**** Dataset

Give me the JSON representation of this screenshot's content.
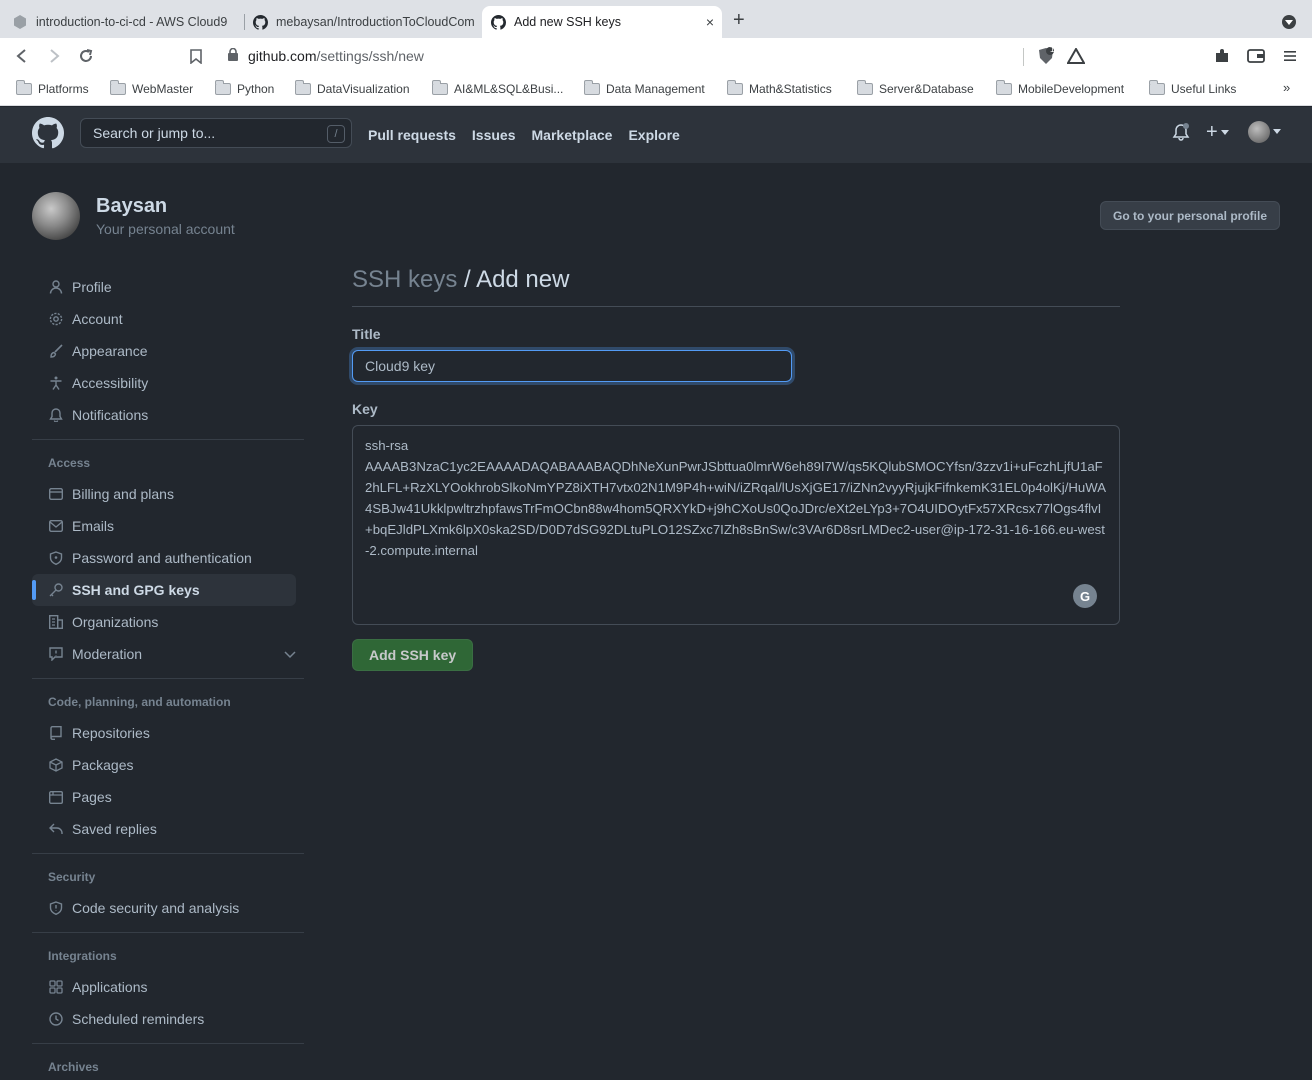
{
  "browser": {
    "tabs": [
      {
        "title": "introduction-to-ci-cd - AWS Cloud9",
        "active": false
      },
      {
        "title": "mebaysan/IntroductionToCloudCom",
        "active": false
      },
      {
        "title": "Add new SSH keys",
        "active": true
      }
    ],
    "new_tab_glyph": "+",
    "close_glyph": "×",
    "url_host": "github.com",
    "url_path": "/settings/ssh/new",
    "shield_count": "1",
    "bookmarks": [
      "Platforms",
      "WebMaster",
      "Python",
      "DataVisualization",
      "AI&ML&SQL&Busi...",
      "Data Management",
      "Math&Statistics",
      "Server&Database",
      "MobileDevelopment",
      "Useful Links"
    ],
    "bookmarks_more": "»"
  },
  "header": {
    "search_placeholder": "Search or jump to...",
    "search_key": "/",
    "nav": [
      "Pull requests",
      "Issues",
      "Marketplace",
      "Explore"
    ],
    "plus_glyph": "+"
  },
  "account": {
    "name": "Baysan",
    "subtitle": "Your personal account",
    "profile_button": "Go to your personal profile"
  },
  "sidebar": {
    "items_top": [
      {
        "label": "Profile",
        "icon": "person-icon"
      },
      {
        "label": "Account",
        "icon": "gear-icon"
      },
      {
        "label": "Appearance",
        "icon": "paintbrush-icon"
      },
      {
        "label": "Accessibility",
        "icon": "accessibility-icon"
      },
      {
        "label": "Notifications",
        "icon": "bell-icon"
      }
    ],
    "access_heading": "Access",
    "items_access": [
      {
        "label": "Billing and plans",
        "icon": "credit-card-icon"
      },
      {
        "label": "Emails",
        "icon": "mail-icon"
      },
      {
        "label": "Password and authentication",
        "icon": "shield-lock-icon"
      },
      {
        "label": "SSH and GPG keys",
        "icon": "key-icon",
        "selected": true
      },
      {
        "label": "Organizations",
        "icon": "organization-icon"
      },
      {
        "label": "Moderation",
        "icon": "report-icon"
      }
    ],
    "code_heading": "Code, planning, and automation",
    "items_code": [
      {
        "label": "Repositories",
        "icon": "repo-icon"
      },
      {
        "label": "Packages",
        "icon": "package-icon"
      },
      {
        "label": "Pages",
        "icon": "browser-icon"
      },
      {
        "label": "Saved replies",
        "icon": "reply-icon"
      }
    ],
    "security_heading": "Security",
    "items_security": [
      {
        "label": "Code security and analysis",
        "icon": "shield-icon"
      }
    ],
    "integrations_heading": "Integrations",
    "items_integrations": [
      {
        "label": "Applications",
        "icon": "apps-icon"
      },
      {
        "label": "Scheduled reminders",
        "icon": "clock-icon"
      }
    ],
    "archives_heading": "Archives"
  },
  "main": {
    "breadcrumb_parent": "SSH keys",
    "breadcrumb_sep": " / ",
    "breadcrumb_current": "Add new",
    "title_label": "Title",
    "title_value": "Cloud9 key",
    "key_label": "Key",
    "key_value": "ssh-rsa\nAAAAB3NzaC1yc2EAAAADAQABAAABAQDhNeXunPwrJSbttua0lmrW6eh89I7W/qs5KQlubSMOCYfsn/3zzv1i+uFczhLjfU1aF2hLFL+RzXLYOokhrobSlkoNmYPZ8iXTH7vtx02N1M9P4h+wiN/iZRqal/lUsXjGE17/iZNn2vyyRjujkFifnkemK31EL0p4olKj/HuWA4SBJw41UkklpwltrzhpfawsTrFmOCbn88w4hom5QRXYkD+j9hCXoUs0QoJDrc/eXt2eLYp3+7O4UIDOytFx57XRcsx77lOgs4flvI+bqEJldPLXmk6lpX0ska2SD/D0D7dSG92DLtuPLO12SZxc7IZh8sBnSw/c3VAr6D8srLMDec2-user@ip-172-31-16-166.eu-west-2.compute.internal",
    "grammarly_glyph": "G",
    "submit_label": "Add SSH key"
  }
}
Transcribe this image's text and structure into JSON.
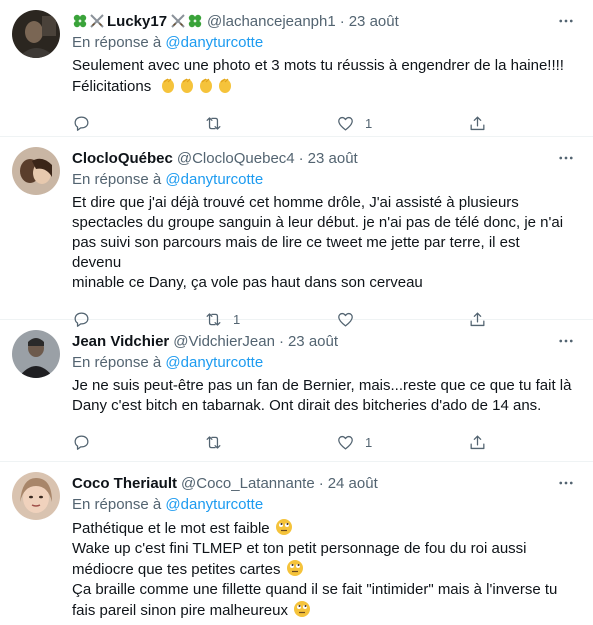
{
  "tweets": [
    {
      "name": "Lucky17",
      "handle": "@lachancejeanph1",
      "separator": "·",
      "time": "23 août",
      "reply_prefix": "En réponse à",
      "reply_to": "@danyturcotte",
      "lines": [
        "Seulement avec une photo et 3 mots tu réussis à engendrer de la haine!!!!",
        "Félicitations"
      ],
      "retweets": "",
      "likes": "1"
    },
    {
      "name": "ClocloQuébec",
      "handle": "@ClocloQuebec4",
      "separator": "·",
      "time": "23 août",
      "reply_prefix": "En réponse à",
      "reply_to": "@danyturcotte",
      "lines": [
        "Et dire que j'ai déjà trouvé cet homme drôle, J'ai assisté à plusieurs",
        "spectacles du groupe sanguin à leur début. je n'ai pas de télé donc, je n'ai",
        "pas suivi son parcours mais de lire ce tweet me jette par terre, il est devenu",
        "minable ce Dany, ça vole pas haut dans son cerveau"
      ],
      "retweets": "1",
      "likes": ""
    },
    {
      "name": "Jean Vidchier",
      "handle": "@VidchierJean",
      "separator": "·",
      "time": "23 août",
      "reply_prefix": "En réponse à",
      "reply_to": "@danyturcotte",
      "lines": [
        "Je ne suis peut-être pas un fan de Bernier, mais...reste que ce que tu fait là",
        "Dany c'est bitch en tabarnak. Ont dirait des bitcheries d'ado de 14 ans."
      ],
      "retweets": "",
      "likes": "1"
    },
    {
      "name": "Coco Theriault",
      "handle": "@Coco_Latannante",
      "separator": "·",
      "time": "24 août",
      "reply_prefix": "En réponse à",
      "reply_to": "@danyturcotte",
      "lines": [
        "Pathétique et le mot est faible",
        "Wake up c'est fini TLMEP et ton petit personnage de fou du roi aussi",
        "médiocre que tes petites cartes",
        "Ça braille comme une fillette quand il se fait \"intimider\" mais à l'inverse tu",
        "fais pareil sinon pire malheureux"
      ],
      "retweets": "",
      "likes": ""
    }
  ],
  "icons": {
    "more": "more-icon",
    "reply": "reply-icon",
    "retweet": "retweet-icon",
    "like": "heart-icon",
    "share": "share-icon",
    "name_decor": [
      "clover-icon",
      "crossed-swords-icon"
    ],
    "clap": "clapping-hands-emoji",
    "face": "rolling-eyes-emoji"
  },
  "colors": {
    "text": "#0f1419",
    "secondary": "#536471",
    "link": "#1d9bf0",
    "divider": "#eff3f4"
  }
}
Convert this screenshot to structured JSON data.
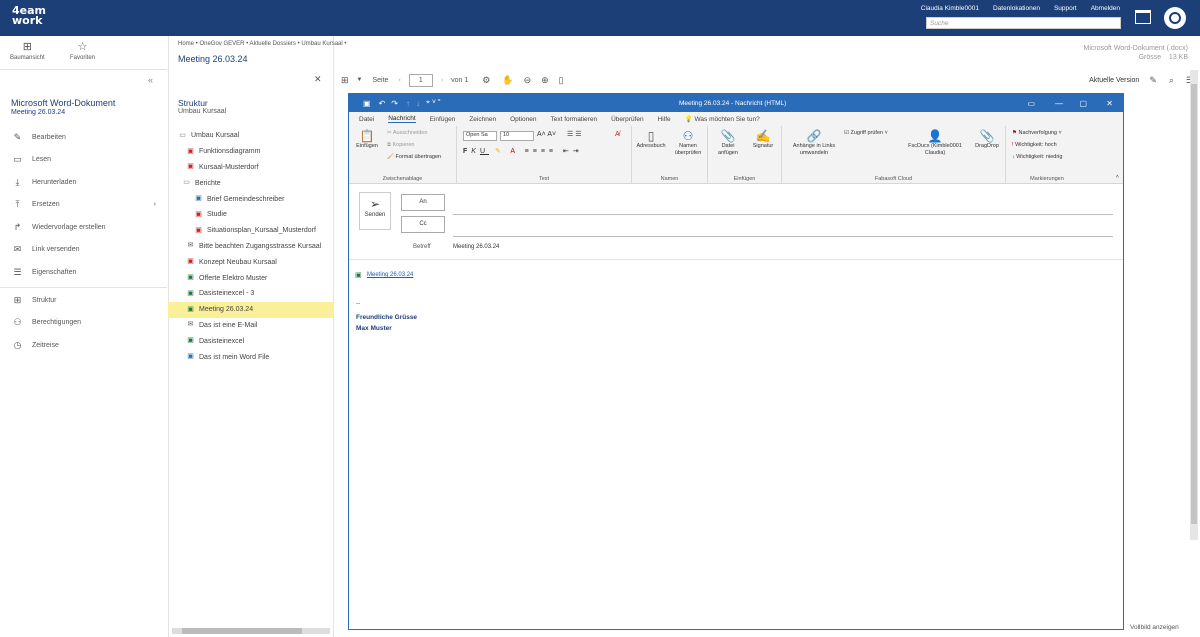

********

● **Directions for this task**: Quote every record above exactly, leaving out any pictures.

● **The reply**:
Give me the JSON representation of this screenshot's content.
{
  "browser": {
    "tabs": [
      {
        "title": "introduction-to-ci-cd - AWS Cloud9",
        "active": false
      },
      {
        "title": "mebaysan/IntroductionToCloudCom",
        "active": false
      },
      {
        "title": "Add new SSH keys",
        "active": true
      }
    ],
    "new_tab_glyph": "+",
    "close_glyph": "×",
    "url_host": "github.com",
    "url_path": "/settings/ssh/new",
    "shield_count": "1",
    "bookmarks": [
      "Platforms",
      "WebMaster",
      "Python",
      "DataVisualization",
      "AI&ML&SQL&Busi...",
      "Data Management",
      "Math&Statistics",
      "Server&Database",
      "MobileDevelopment",
      "Useful Links"
    ],
    "bookmarks_more": "»"
  },
  "header": {
    "search_placeholder": "Search or jump to...",
    "search_key": "/",
    "nav": [
      "Pull requests",
      "Issues",
      "Marketplace",
      "Explore"
    ],
    "plus_glyph": "+"
  },
  "account": {
    "name": "Baysan",
    "subtitle": "Your personal account",
    "profile_button": "Go to your personal profile"
  },
  "sidebar": {
    "items_top": [
      {
        "label": "Profile",
        "icon": "person-icon"
      },
      {
        "label": "Account",
        "icon": "gear-icon"
      },
      {
        "label": "Appearance",
        "icon": "paintbrush-icon"
      },
      {
        "label": "Accessibility",
        "icon": "accessibility-icon"
      },
      {
        "label": "Notifications",
        "icon": "bell-icon"
      }
    ],
    "access_heading": "Access",
    "items_access": [
      {
        "label": "Billing and plans",
        "icon": "credit-card-icon"
      },
      {
        "label": "Emails",
        "icon": "mail-icon"
      },
      {
        "label": "Password and authentication",
        "icon": "shield-lock-icon"
      },
      {
        "label": "SSH and GPG keys",
        "icon": "key-icon",
        "selected": true
      },
      {
        "label": "Organizations",
        "icon": "organization-icon"
      },
      {
        "label": "Moderation",
        "icon": "report-icon"
      }
    ],
    "code_heading": "Code, planning, and automation",
    "items_code": [
      {
        "label": "Repositories",
        "icon": "repo-icon"
      },
      {
        "label": "Packages",
        "icon": "package-icon"
      },
      {
        "label": "Pages",
        "icon": "browser-icon"
      },
      {
        "label": "Saved replies",
        "icon": "reply-icon"
      }
    ],
    "security_heading": "Security",
    "items_security": [
      {
        "label": "Code security and analysis",
        "icon": "shield-icon"
      }
    ],
    "integrations_heading": "Integrations",
    "items_integrations": [
      {
        "label": "Applications",
        "icon": "apps-icon"
      },
      {
        "label": "Scheduled reminders",
        "icon": "clock-icon"
      }
    ],
    "archives_heading": "Archives"
  },
  "main": {
    "breadcrumb_parent": "SSH keys",
    "breadcrumb_sep": " / ",
    "breadcrumb_current": "Add new",
    "title_label": "Title",
    "title_value": "Cloud9 key",
    "key_label": "Key",
    "key_value": "ssh-rsa\nAAAAB3NzaC1yc2EAAAADAQABAAABAQDhNeXunPwrJSbttua0lmrW6eh89I7W/qs5KQlubSMOCYfsn/3zzv1i+uFczhLjfU1aF2hLFL+RzXLYOokhrobSlkoNmYPZ8iXTH7vtx02N1M9P4h+wiN/iZRqal/lUsXjGE17/iZNn2vyyRjujkFifnkemK31EL0p4olKj/HuWA4SBJw41UkklpwltrzhpfawsTrFmOCbn88w4hom5QRXYkD+j9hCXoUs0QoJDrc/eXt2eLYp3+7O4UIDOytFx57XRcsx77lOgs4flvI+bqEJldPLXmk6lpX0ska2SD/D0D7dSG92DLtuPLO12SZxc7IZh8sBnSw/c3VAr6D8srLMDec2-user@ip-172-31-16-166.eu-west-2.compute.internal",
    "grammarly_glyph": "G",
    "submit_label": "Add SSH key"
  }
}
Transcribe this image's text and structure into JSON.
{
  "tweets": [
    {
      "name": "Lucky17",
      "handle": "@lachancejeanph1",
      "separator": "·",
      "time": "23 août",
      "reply_prefix": "En réponse à",
      "reply_to": "@danyturcotte",
      "lines": [
        "Seulement avec une photo et 3 mots tu réussis à engendrer de la haine!!!!",
        "Félicitations"
      ],
      "retweets": "",
      "likes": "1"
    },
    {
      "name": "ClocloQuébec",
      "handle": "@ClocloQuebec4",
      "separator": "·",
      "time": "23 août",
      "reply_prefix": "En réponse à",
      "reply_to": "@danyturcotte",
      "lines": [
        "Et dire que j'ai déjà trouvé cet homme drôle, J'ai assisté à plusieurs",
        "spectacles du groupe sanguin à leur début. je n'ai pas de télé donc, je n'ai",
        "pas suivi son parcours mais de lire ce tweet me jette par terre, il est devenu",
        "minable ce Dany, ça vole pas haut dans son cerveau"
      ],
      "retweets": "1",
      "likes": ""
    },
    {
      "name": "Jean Vidchier",
      "handle": "@VidchierJean",
      "separator": "·",
      "time": "23 août",
      "reply_prefix": "En réponse à",
      "reply_to": "@danyturcotte",
      "lines": [
        "Je ne suis peut-être pas un fan de Bernier, mais...reste que ce que tu fait là",
        "Dany c'est bitch en tabarnak. Ont dirait des bitcheries d'ado de 14 ans."
      ],
      "retweets": "",
      "likes": "1"
    },
    {
      "name": "Coco Theriault",
      "handle": "@Coco_Latannante",
      "separator": "·",
      "time": "24 août",
      "reply_prefix": "En réponse à",
      "reply_to": "@danyturcotte",
      "lines": [
        "Pathétique et le mot est faible",
        "Wake up c'est fini TLMEP et ton petit personnage de fou du roi aussi",
        "médiocre que tes petites cartes",
        "Ça braille comme une fillette quand il se fait \"intimider\" mais à l'inverse tu",
        "fais pareil sinon pire malheureux"
      ],
      "retweets": "",
      "likes": ""
    }
  ],
  "icons": {
    "more": "more-icon",
    "reply": "reply-icon",
    "retweet": "retweet-icon",
    "like": "heart-icon",
    "share": "share-icon",
    "name_decor": [
      "clover-icon",
      "crossed-swords-icon"
    ],
    "clap": "clapping-hands-emoji",
    "face": "rolling-eyes-emoji"
  },
  "colors": {
    "text": "#0f1419",
    "secondary": "#536471",
    "link": "#1d9bf0",
    "divider": "#eff3f4"
  }
}
Convert this screenshot to structured JSON data.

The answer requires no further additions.